++++ Data supplied ++++

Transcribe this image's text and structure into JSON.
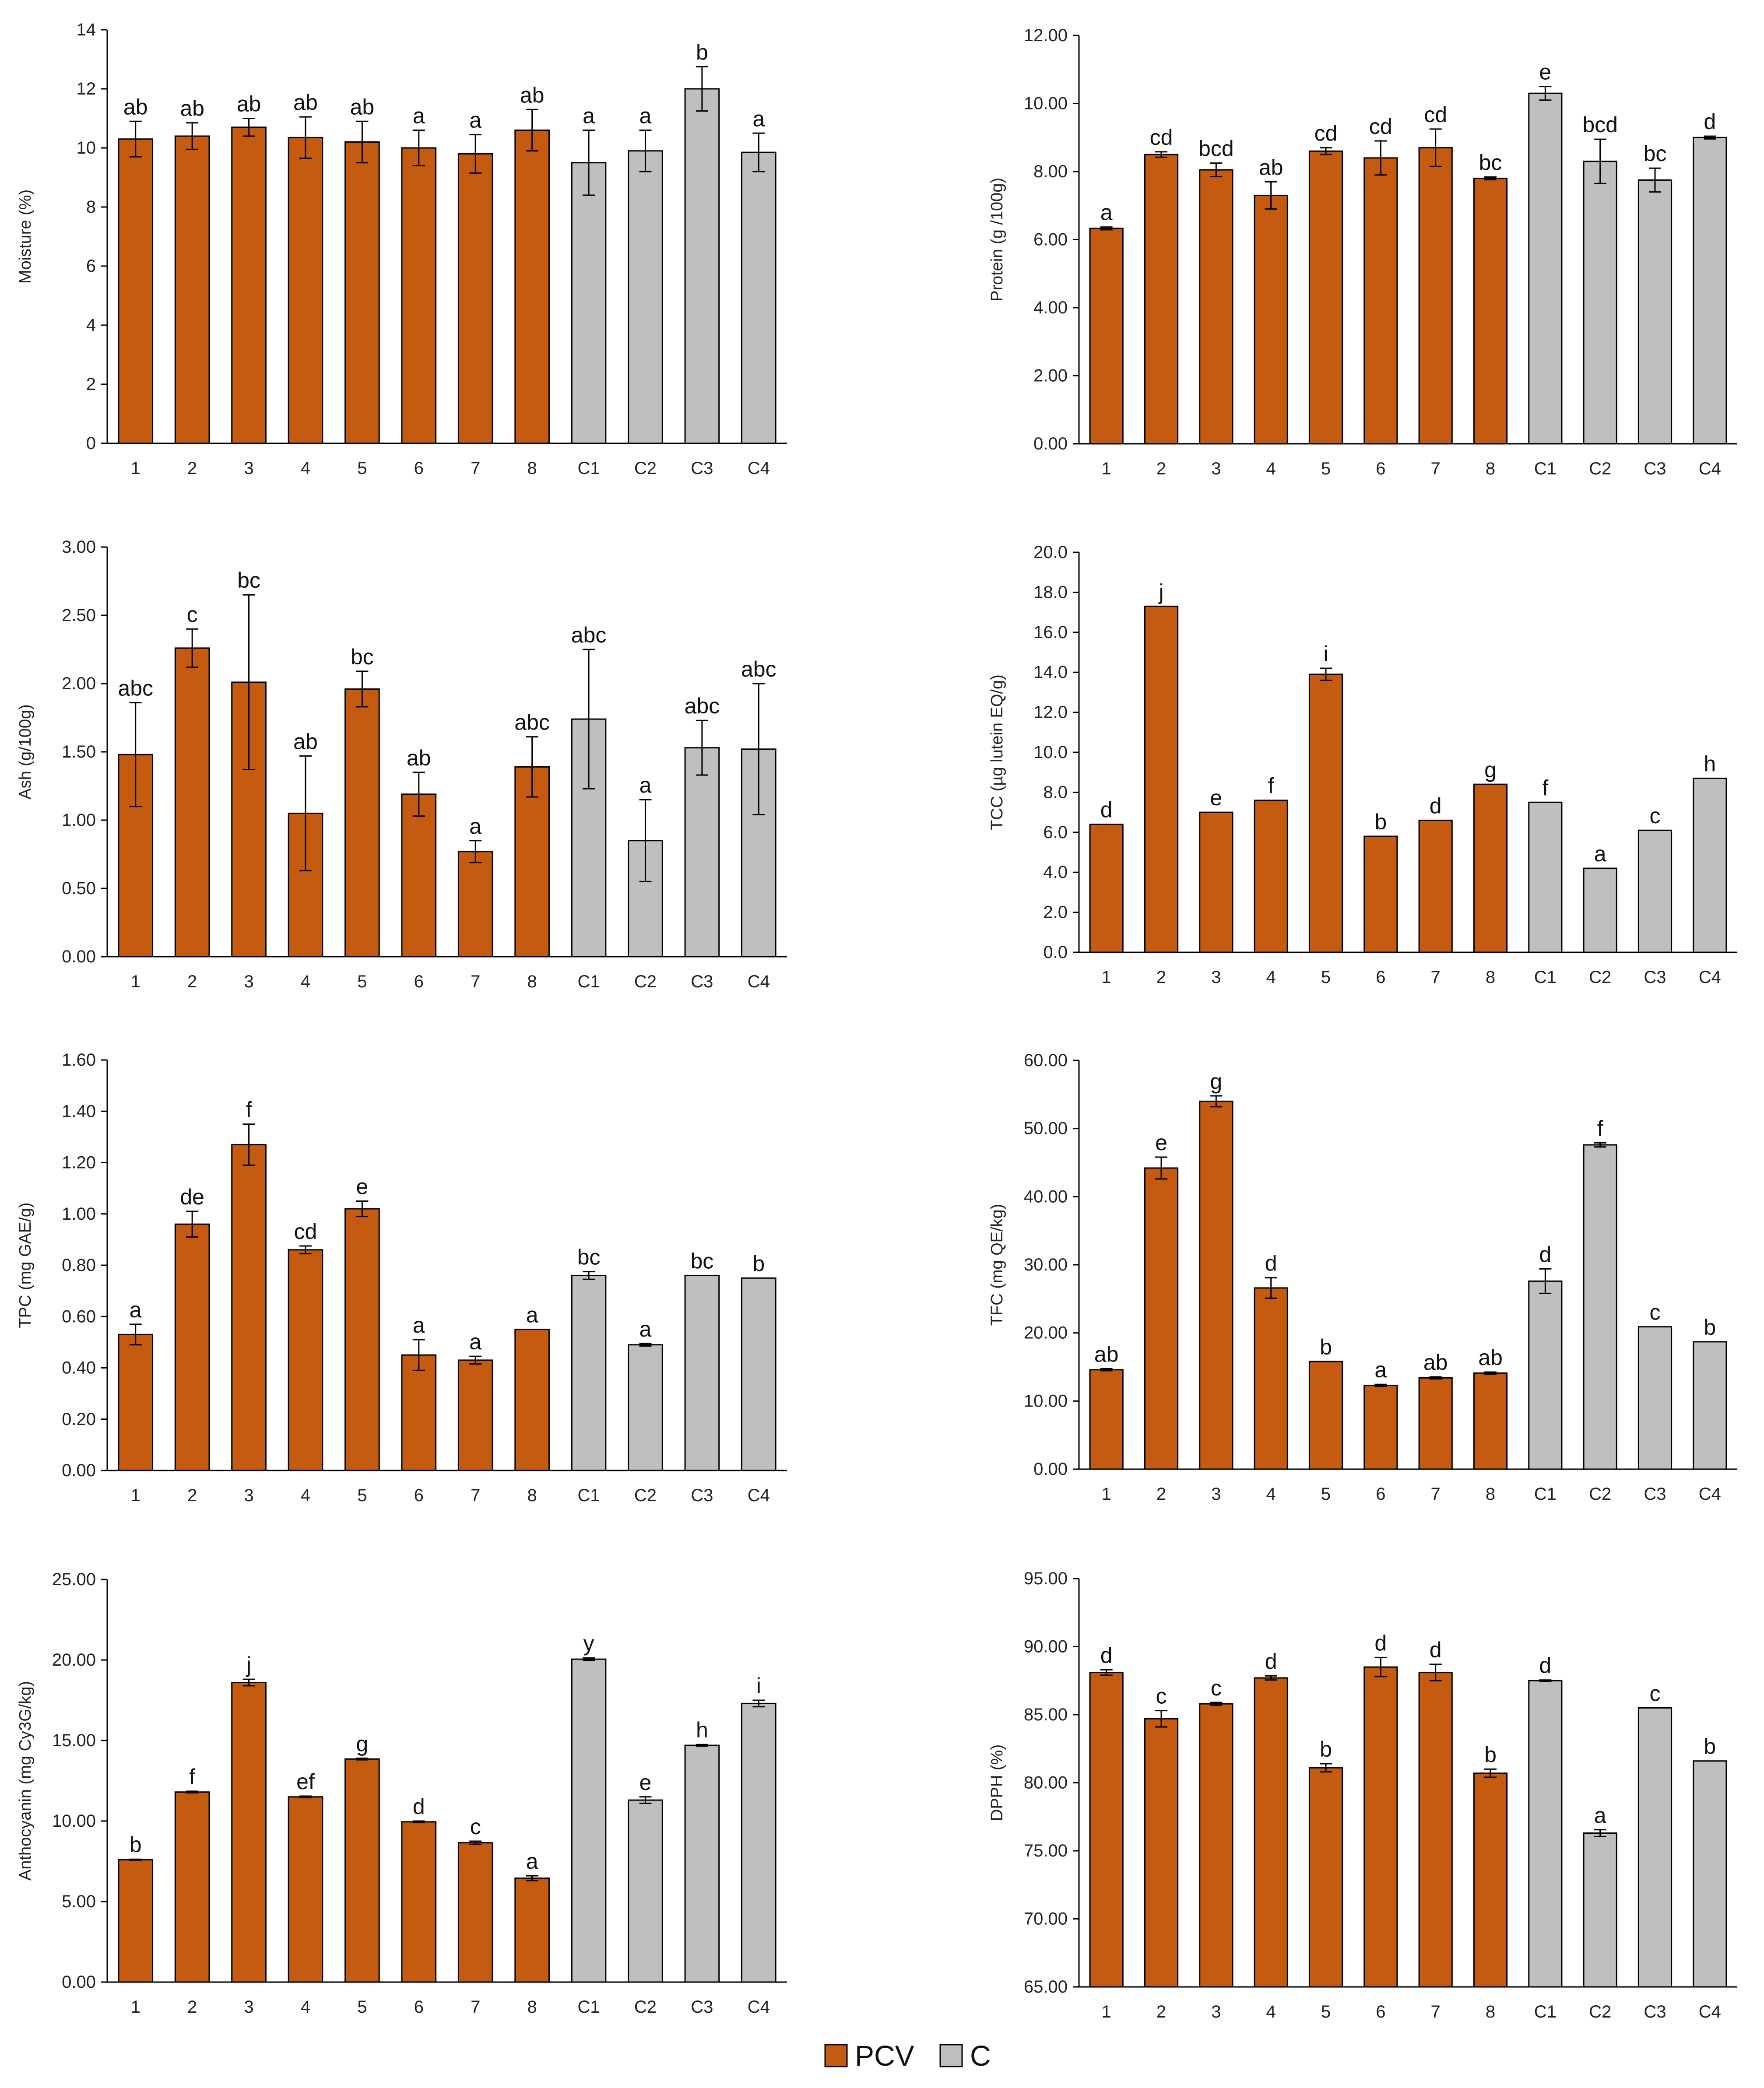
{
  "colors": {
    "PCV": "#c55a11",
    "C": "#bfbfbf",
    "edge": "#000000",
    "axis": "#000000"
  },
  "legend": [
    {
      "label": "PCV",
      "series": "PCV"
    },
    {
      "label": "C",
      "series": "C"
    }
  ],
  "chart_data": [
    {
      "type": "bar",
      "id": "moisture",
      "ylabel": "Moisture (%)",
      "categories": [
        "1",
        "2",
        "3",
        "4",
        "5",
        "6",
        "7",
        "8",
        "C1",
        "C2",
        "C3",
        "C4"
      ],
      "series_of": [
        "PCV",
        "PCV",
        "PCV",
        "PCV",
        "PCV",
        "PCV",
        "PCV",
        "PCV",
        "C",
        "C",
        "C",
        "C"
      ],
      "values": [
        10.3,
        10.4,
        10.7,
        10.35,
        10.2,
        10.0,
        9.8,
        10.6,
        9.5,
        9.9,
        12.0,
        9.85
      ],
      "errors": [
        0.6,
        0.45,
        0.3,
        0.7,
        0.7,
        0.6,
        0.65,
        0.7,
        1.1,
        0.7,
        0.75,
        0.65
      ],
      "labels": [
        "ab",
        "ab",
        "ab",
        "ab",
        "ab",
        "a",
        "a",
        "ab",
        "a",
        "a",
        "b",
        "a"
      ],
      "ylim": [
        0,
        14
      ],
      "yticks": [
        "0",
        "2",
        "4",
        "6",
        "8",
        "10",
        "12",
        "14"
      ]
    },
    {
      "type": "bar",
      "id": "protein",
      "ylabel": "Protein (g /100g)",
      "categories": [
        "1",
        "2",
        "3",
        "4",
        "5",
        "6",
        "7",
        "8",
        "C1",
        "C2",
        "C3",
        "C4"
      ],
      "series_of": [
        "PCV",
        "PCV",
        "PCV",
        "PCV",
        "PCV",
        "PCV",
        "PCV",
        "PCV",
        "C",
        "C",
        "C",
        "C"
      ],
      "values": [
        6.33,
        8.5,
        8.05,
        7.3,
        8.6,
        8.4,
        8.7,
        7.8,
        10.3,
        8.3,
        7.75,
        9.0
      ],
      "errors": [
        0.04,
        0.08,
        0.2,
        0.4,
        0.1,
        0.5,
        0.55,
        0.04,
        0.2,
        0.65,
        0.35,
        0.04
      ],
      "labels": [
        "a",
        "cd",
        "bcd",
        "ab",
        "cd",
        "cd",
        "cd",
        "bc",
        "e",
        "bcd",
        "bc",
        "d"
      ],
      "ylim": [
        0,
        12
      ],
      "yticks": [
        "0.00",
        "2.00",
        "4.00",
        "6.00",
        "8.00",
        "10.00",
        "12.00"
      ]
    },
    {
      "type": "bar",
      "id": "ash",
      "ylabel": "Ash (g/100g)",
      "categories": [
        "1",
        "2",
        "3",
        "4",
        "5",
        "6",
        "7",
        "8",
        "C1",
        "C2",
        "C3",
        "C4"
      ],
      "series_of": [
        "PCV",
        "PCV",
        "PCV",
        "PCV",
        "PCV",
        "PCV",
        "PCV",
        "PCV",
        "C",
        "C",
        "C",
        "C"
      ],
      "values": [
        1.48,
        2.26,
        2.01,
        1.05,
        1.96,
        1.19,
        0.77,
        1.39,
        1.74,
        0.85,
        1.53,
        1.52
      ],
      "errors": [
        0.38,
        0.14,
        0.64,
        0.42,
        0.13,
        0.16,
        0.08,
        0.22,
        0.51,
        0.3,
        0.2,
        0.48
      ],
      "labels": [
        "abc",
        "c",
        "bc",
        "ab",
        "bc",
        "ab",
        "a",
        "abc",
        "abc",
        "a",
        "abc",
        "abc"
      ],
      "ylim": [
        0,
        3
      ],
      "yticks": [
        "0.00",
        "0.50",
        "1.00",
        "1.50",
        "2.00",
        "2.50",
        "3.00"
      ]
    },
    {
      "type": "bar",
      "id": "tcc",
      "ylabel": "TCC (µg lutein EQ/g)",
      "categories": [
        "1",
        "2",
        "3",
        "4",
        "5",
        "6",
        "7",
        "8",
        "C1",
        "C2",
        "C3",
        "C4"
      ],
      "series_of": [
        "PCV",
        "PCV",
        "PCV",
        "PCV",
        "PCV",
        "PCV",
        "PCV",
        "PCV",
        "C",
        "C",
        "C",
        "C"
      ],
      "values": [
        6.4,
        17.3,
        7.0,
        7.6,
        13.9,
        5.8,
        6.6,
        8.4,
        7.5,
        4.2,
        6.1,
        8.7
      ],
      "errors": [
        0,
        0,
        0,
        0,
        0.3,
        0,
        0,
        0,
        0,
        0,
        0,
        0
      ],
      "labels": [
        "d",
        "j",
        "e",
        "f",
        "i",
        "b",
        "d",
        "g",
        "f",
        "a",
        "c",
        "h"
      ],
      "ylim": [
        0,
        20
      ],
      "yticks": [
        "0.0",
        "2.0",
        "4.0",
        "6.0",
        "8.0",
        "10.0",
        "12.0",
        "14.0",
        "16.0",
        "18.0",
        "20.0"
      ]
    },
    {
      "type": "bar",
      "id": "tpc",
      "ylabel": "TPC (mg GAE/g)",
      "categories": [
        "1",
        "2",
        "3",
        "4",
        "5",
        "6",
        "7",
        "8",
        "C1",
        "C2",
        "C3",
        "C4"
      ],
      "series_of": [
        "PCV",
        "PCV",
        "PCV",
        "PCV",
        "PCV",
        "PCV",
        "PCV",
        "PCV",
        "C",
        "C",
        "C",
        "C"
      ],
      "values": [
        0.53,
        0.96,
        1.27,
        0.86,
        1.02,
        0.45,
        0.43,
        0.55,
        0.76,
        0.49,
        0.76,
        0.75
      ],
      "errors": [
        0.04,
        0.05,
        0.08,
        0.015,
        0.03,
        0.06,
        0.015,
        0,
        0.015,
        0.005,
        0,
        0
      ],
      "labels": [
        "a",
        "de",
        "f",
        "cd",
        "e",
        "a",
        "a",
        "a",
        "bc",
        "a",
        "bc",
        "b"
      ],
      "ylim": [
        0,
        1.6
      ],
      "yticks": [
        "0.00",
        "0.20",
        "0.40",
        "0.60",
        "0.80",
        "1.00",
        "1.20",
        "1.40",
        "1.60"
      ]
    },
    {
      "type": "bar",
      "id": "tfc",
      "ylabel": "TFC (mg QE/kg)",
      "categories": [
        "1",
        "2",
        "3",
        "4",
        "5",
        "6",
        "7",
        "8",
        "C1",
        "C2",
        "C3",
        "C4"
      ],
      "series_of": [
        "PCV",
        "PCV",
        "PCV",
        "PCV",
        "PCV",
        "PCV",
        "PCV",
        "PCV",
        "C",
        "C",
        "C",
        "C"
      ],
      "values": [
        14.6,
        44.2,
        54.0,
        26.6,
        15.8,
        12.3,
        13.4,
        14.1,
        27.6,
        47.6,
        20.9,
        18.7
      ],
      "errors": [
        0.15,
        1.6,
        0.8,
        1.5,
        0,
        0.15,
        0.15,
        0.15,
        1.8,
        0.3,
        0,
        0
      ],
      "labels": [
        "ab",
        "e",
        "g",
        "d",
        "b",
        "a",
        "ab",
        "ab",
        "d",
        "f",
        "c",
        "b"
      ],
      "ylim": [
        0,
        60
      ],
      "yticks": [
        "0.00",
        "10.00",
        "20.00",
        "30.00",
        "40.00",
        "50.00",
        "60.00"
      ]
    },
    {
      "type": "bar",
      "id": "anthocyanin",
      "ylabel": "Anthocyanin (mg Cy3G/kg)",
      "categories": [
        "1",
        "2",
        "3",
        "4",
        "5",
        "6",
        "7",
        "8",
        "C1",
        "C2",
        "C3",
        "C4"
      ],
      "series_of": [
        "PCV",
        "PCV",
        "PCV",
        "PCV",
        "PCV",
        "PCV",
        "PCV",
        "PCV",
        "C",
        "C",
        "C",
        "C"
      ],
      "values": [
        7.6,
        11.8,
        18.6,
        11.5,
        13.85,
        9.95,
        8.65,
        6.45,
        20.05,
        11.3,
        14.7,
        17.3
      ],
      "errors": [
        0.03,
        0.05,
        0.2,
        0.05,
        0.05,
        0.05,
        0.1,
        0.15,
        0.08,
        0.2,
        0.05,
        0.2
      ],
      "labels": [
        "b",
        "f",
        "j",
        "ef",
        "g",
        "d",
        "c",
        "a",
        "y",
        "e",
        "h",
        "i"
      ],
      "ylim": [
        0,
        25
      ],
      "yticks": [
        "0.00",
        "5.00",
        "10.00",
        "15.00",
        "20.00",
        "25.00"
      ]
    },
    {
      "type": "bar",
      "id": "dpph",
      "ylabel": "DPPH (%)",
      "categories": [
        "1",
        "2",
        "3",
        "4",
        "5",
        "6",
        "7",
        "8",
        "C1",
        "C2",
        "C3",
        "C4"
      ],
      "series_of": [
        "PCV",
        "PCV",
        "PCV",
        "PCV",
        "PCV",
        "PCV",
        "PCV",
        "PCV",
        "C",
        "C",
        "C",
        "C"
      ],
      "values": [
        88.1,
        84.7,
        85.8,
        87.7,
        81.1,
        88.5,
        88.1,
        80.7,
        87.5,
        76.3,
        85.5,
        81.6
      ],
      "errors": [
        0.2,
        0.6,
        0.1,
        0.15,
        0.3,
        0.7,
        0.6,
        0.3,
        0.05,
        0.25,
        0,
        0
      ],
      "labels": [
        "d",
        "c",
        "c",
        "d",
        "b",
        "d",
        "d",
        "b",
        "d",
        "a",
        "c",
        "b"
      ],
      "ylim": [
        65,
        95
      ],
      "yticks": [
        "65.00",
        "70.00",
        "75.00",
        "80.00",
        "85.00",
        "90.00",
        "95.00"
      ]
    }
  ]
}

++++

| How to complete this task |
From the data above, count the lines where "ylabel" occurs and give that figure and nothing else.

| Answer for this exercise |
8